Task to carry out: Retype every one of the following records character for character, leaving each line unchanged.

──────── Provided records

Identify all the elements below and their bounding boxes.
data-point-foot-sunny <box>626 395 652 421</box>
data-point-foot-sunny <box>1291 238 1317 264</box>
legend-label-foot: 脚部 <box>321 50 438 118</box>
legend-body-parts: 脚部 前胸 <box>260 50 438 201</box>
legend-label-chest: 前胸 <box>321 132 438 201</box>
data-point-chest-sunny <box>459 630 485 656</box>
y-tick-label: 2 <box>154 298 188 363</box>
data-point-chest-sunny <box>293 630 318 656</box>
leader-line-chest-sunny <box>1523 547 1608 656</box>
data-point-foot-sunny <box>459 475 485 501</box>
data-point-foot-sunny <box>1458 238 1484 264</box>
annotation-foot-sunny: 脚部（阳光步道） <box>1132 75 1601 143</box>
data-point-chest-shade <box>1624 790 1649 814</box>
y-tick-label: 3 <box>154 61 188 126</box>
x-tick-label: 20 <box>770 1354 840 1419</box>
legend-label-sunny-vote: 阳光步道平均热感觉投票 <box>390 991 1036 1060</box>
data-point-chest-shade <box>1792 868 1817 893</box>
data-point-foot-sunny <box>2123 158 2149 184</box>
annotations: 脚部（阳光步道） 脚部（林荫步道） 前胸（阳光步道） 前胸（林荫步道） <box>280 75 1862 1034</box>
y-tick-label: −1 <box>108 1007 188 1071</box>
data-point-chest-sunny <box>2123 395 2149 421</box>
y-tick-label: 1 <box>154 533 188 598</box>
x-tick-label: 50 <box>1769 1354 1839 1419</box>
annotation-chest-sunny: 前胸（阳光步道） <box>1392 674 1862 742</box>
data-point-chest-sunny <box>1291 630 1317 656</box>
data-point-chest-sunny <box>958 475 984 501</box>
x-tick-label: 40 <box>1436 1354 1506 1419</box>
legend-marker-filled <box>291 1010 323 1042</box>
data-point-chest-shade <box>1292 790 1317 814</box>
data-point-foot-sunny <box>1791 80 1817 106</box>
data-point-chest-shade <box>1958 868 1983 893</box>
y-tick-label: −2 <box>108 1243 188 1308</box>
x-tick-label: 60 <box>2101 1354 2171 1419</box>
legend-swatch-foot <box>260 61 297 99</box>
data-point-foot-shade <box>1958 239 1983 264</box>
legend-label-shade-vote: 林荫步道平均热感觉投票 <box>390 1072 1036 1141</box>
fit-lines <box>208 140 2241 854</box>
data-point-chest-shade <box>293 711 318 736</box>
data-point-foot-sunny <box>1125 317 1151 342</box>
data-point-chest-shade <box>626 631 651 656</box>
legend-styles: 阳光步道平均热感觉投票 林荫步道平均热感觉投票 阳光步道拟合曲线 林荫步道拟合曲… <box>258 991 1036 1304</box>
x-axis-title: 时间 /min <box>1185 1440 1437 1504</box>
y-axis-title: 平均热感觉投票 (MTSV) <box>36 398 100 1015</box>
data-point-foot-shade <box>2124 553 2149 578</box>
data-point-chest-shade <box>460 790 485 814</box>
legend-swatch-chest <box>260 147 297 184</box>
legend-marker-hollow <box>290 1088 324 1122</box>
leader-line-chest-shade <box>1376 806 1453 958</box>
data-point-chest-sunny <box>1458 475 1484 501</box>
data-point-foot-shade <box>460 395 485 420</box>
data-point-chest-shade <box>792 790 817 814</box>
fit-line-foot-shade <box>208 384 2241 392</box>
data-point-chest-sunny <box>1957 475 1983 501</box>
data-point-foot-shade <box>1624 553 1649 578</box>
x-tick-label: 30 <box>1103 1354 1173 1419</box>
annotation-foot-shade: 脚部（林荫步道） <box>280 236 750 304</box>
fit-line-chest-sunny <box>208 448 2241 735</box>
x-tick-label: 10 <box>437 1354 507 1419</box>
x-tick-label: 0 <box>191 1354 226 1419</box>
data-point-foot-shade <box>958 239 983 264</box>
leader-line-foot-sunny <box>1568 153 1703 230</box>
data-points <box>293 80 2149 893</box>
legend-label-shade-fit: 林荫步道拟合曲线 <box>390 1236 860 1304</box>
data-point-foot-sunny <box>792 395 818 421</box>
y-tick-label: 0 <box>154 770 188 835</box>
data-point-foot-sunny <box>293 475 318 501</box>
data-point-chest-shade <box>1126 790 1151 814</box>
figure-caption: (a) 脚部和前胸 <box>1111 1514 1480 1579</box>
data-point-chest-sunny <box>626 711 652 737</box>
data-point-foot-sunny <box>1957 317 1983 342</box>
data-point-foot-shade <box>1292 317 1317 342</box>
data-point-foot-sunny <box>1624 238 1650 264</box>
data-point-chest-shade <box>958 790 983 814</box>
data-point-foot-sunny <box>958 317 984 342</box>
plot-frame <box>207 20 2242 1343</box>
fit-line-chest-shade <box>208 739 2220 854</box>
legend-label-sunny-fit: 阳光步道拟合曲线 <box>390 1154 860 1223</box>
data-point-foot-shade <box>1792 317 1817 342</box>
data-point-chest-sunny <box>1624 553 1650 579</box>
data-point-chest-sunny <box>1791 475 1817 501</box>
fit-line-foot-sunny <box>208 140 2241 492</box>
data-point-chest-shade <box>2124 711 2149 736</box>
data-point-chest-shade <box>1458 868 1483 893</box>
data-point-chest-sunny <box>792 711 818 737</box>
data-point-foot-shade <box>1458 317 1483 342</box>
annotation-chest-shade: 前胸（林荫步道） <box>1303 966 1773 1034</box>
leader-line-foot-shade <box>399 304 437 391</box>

────────────────

Solution to this problem:
Identify all the elements below and their bounding boxes.
data-point-foot-sunny <box>626 395 652 421</box>
data-point-foot-sunny <box>1291 238 1317 264</box>
legend-label-foot: 脚部 <box>321 50 438 118</box>
legend-body-parts: 脚部 前胸 <box>260 50 438 201</box>
legend-label-chest: 前胸 <box>321 132 438 201</box>
data-point-chest-sunny <box>459 630 485 656</box>
y-tick-label: 2 <box>154 298 188 363</box>
data-point-chest-sunny <box>293 630 318 656</box>
leader-line-chest-sunny <box>1523 547 1608 656</box>
data-point-foot-sunny <box>459 475 485 501</box>
data-point-foot-sunny <box>1458 238 1484 264</box>
annotation-foot-sunny: 脚部（阳光步道） <box>1132 75 1601 143</box>
data-point-chest-shade <box>1624 790 1649 814</box>
y-tick-label: 3 <box>154 61 188 126</box>
x-tick-label: 20 <box>770 1354 840 1419</box>
legend-label-sunny-vote: 阳光步道平均热感觉投票 <box>390 991 1036 1060</box>
data-point-chest-shade <box>1792 868 1817 893</box>
data-point-foot-sunny <box>2123 158 2149 184</box>
annotations: 脚部（阳光步道） 脚部（林荫步道） 前胸（阳光步道） 前胸（林荫步道） <box>280 75 1862 1034</box>
y-tick-label: −1 <box>108 1007 188 1071</box>
data-point-chest-sunny <box>2123 395 2149 421</box>
y-tick-label: 1 <box>154 533 188 598</box>
x-tick-label: 50 <box>1769 1354 1839 1419</box>
annotation-chest-sunny: 前胸（阳光步道） <box>1392 674 1862 742</box>
data-point-chest-sunny <box>1291 630 1317 656</box>
data-point-chest-sunny <box>958 475 984 501</box>
x-tick-label: 40 <box>1436 1354 1506 1419</box>
legend-marker-filled <box>291 1010 323 1042</box>
data-point-chest-shade <box>1292 790 1317 814</box>
data-point-foot-sunny <box>1791 80 1817 106</box>
data-point-chest-shade <box>1958 868 1983 893</box>
y-tick-label: −2 <box>108 1243 188 1308</box>
x-tick-label: 60 <box>2101 1354 2171 1419</box>
legend-swatch-foot <box>260 61 297 99</box>
data-point-foot-shade <box>1958 239 1983 264</box>
legend-label-shade-vote: 林荫步道平均热感觉投票 <box>390 1072 1036 1141</box>
fit-lines <box>208 140 2241 854</box>
data-point-chest-shade <box>293 711 318 736</box>
data-point-foot-sunny <box>1125 317 1151 342</box>
data-point-chest-shade <box>626 631 651 656</box>
legend-styles: 阳光步道平均热感觉投票 林荫步道平均热感觉投票 阳光步道拟合曲线 林荫步道拟合曲… <box>258 991 1036 1304</box>
x-axis-title: 时间 /min <box>1185 1440 1437 1504</box>
y-axis-title: 平均热感觉投票 (MTSV) <box>36 398 100 1015</box>
data-point-foot-shade <box>2124 553 2149 578</box>
data-point-chest-shade <box>460 790 485 814</box>
legend-swatch-chest <box>260 147 297 184</box>
legend-marker-hollow <box>290 1088 324 1122</box>
leader-line-chest-shade <box>1376 806 1453 958</box>
data-point-chest-sunny <box>1458 475 1484 501</box>
data-point-foot-shade <box>460 395 485 420</box>
data-point-chest-shade <box>792 790 817 814</box>
fit-line-foot-shade <box>208 384 2241 392</box>
data-point-chest-sunny <box>1957 475 1983 501</box>
data-point-foot-shade <box>1624 553 1649 578</box>
x-tick-label: 30 <box>1103 1354 1173 1419</box>
annotation-foot-shade: 脚部（林荫步道） <box>280 236 750 304</box>
fit-line-chest-sunny <box>208 448 2241 735</box>
x-tick-label: 10 <box>437 1354 507 1419</box>
x-tick-label: 0 <box>191 1354 226 1419</box>
data-point-foot-shade <box>958 239 983 264</box>
leader-line-foot-sunny <box>1568 153 1703 230</box>
data-points <box>293 80 2149 893</box>
legend-label-shade-fit: 林荫步道拟合曲线 <box>390 1236 860 1304</box>
data-point-foot-sunny <box>792 395 818 421</box>
y-tick-label: 0 <box>154 770 188 835</box>
data-point-foot-sunny <box>293 475 318 501</box>
data-point-chest-shade <box>1126 790 1151 814</box>
figure-caption: (a) 脚部和前胸 <box>1111 1514 1480 1579</box>
data-point-chest-sunny <box>626 711 652 737</box>
data-point-foot-sunny <box>1957 317 1983 342</box>
data-point-foot-shade <box>1292 317 1317 342</box>
data-point-foot-sunny <box>1624 238 1650 264</box>
data-point-chest-shade <box>958 790 983 814</box>
data-point-foot-sunny <box>958 317 984 342</box>
plot-frame <box>207 20 2242 1343</box>
fit-line-chest-shade <box>208 739 2220 854</box>
legend-label-sunny-fit: 阳光步道拟合曲线 <box>390 1154 860 1223</box>
data-point-foot-shade <box>1792 317 1817 342</box>
data-point-chest-sunny <box>1624 553 1650 579</box>
data-point-chest-sunny <box>1791 475 1817 501</box>
fit-line-foot-sunny <box>208 140 2241 492</box>
data-point-chest-shade <box>2124 711 2149 736</box>
data-point-chest-shade <box>1458 868 1483 893</box>
data-point-chest-sunny <box>792 711 818 737</box>
data-point-foot-shade <box>1458 317 1483 342</box>
annotation-chest-shade: 前胸（林荫步道） <box>1303 966 1773 1034</box>
leader-line-foot-shade <box>399 304 437 391</box>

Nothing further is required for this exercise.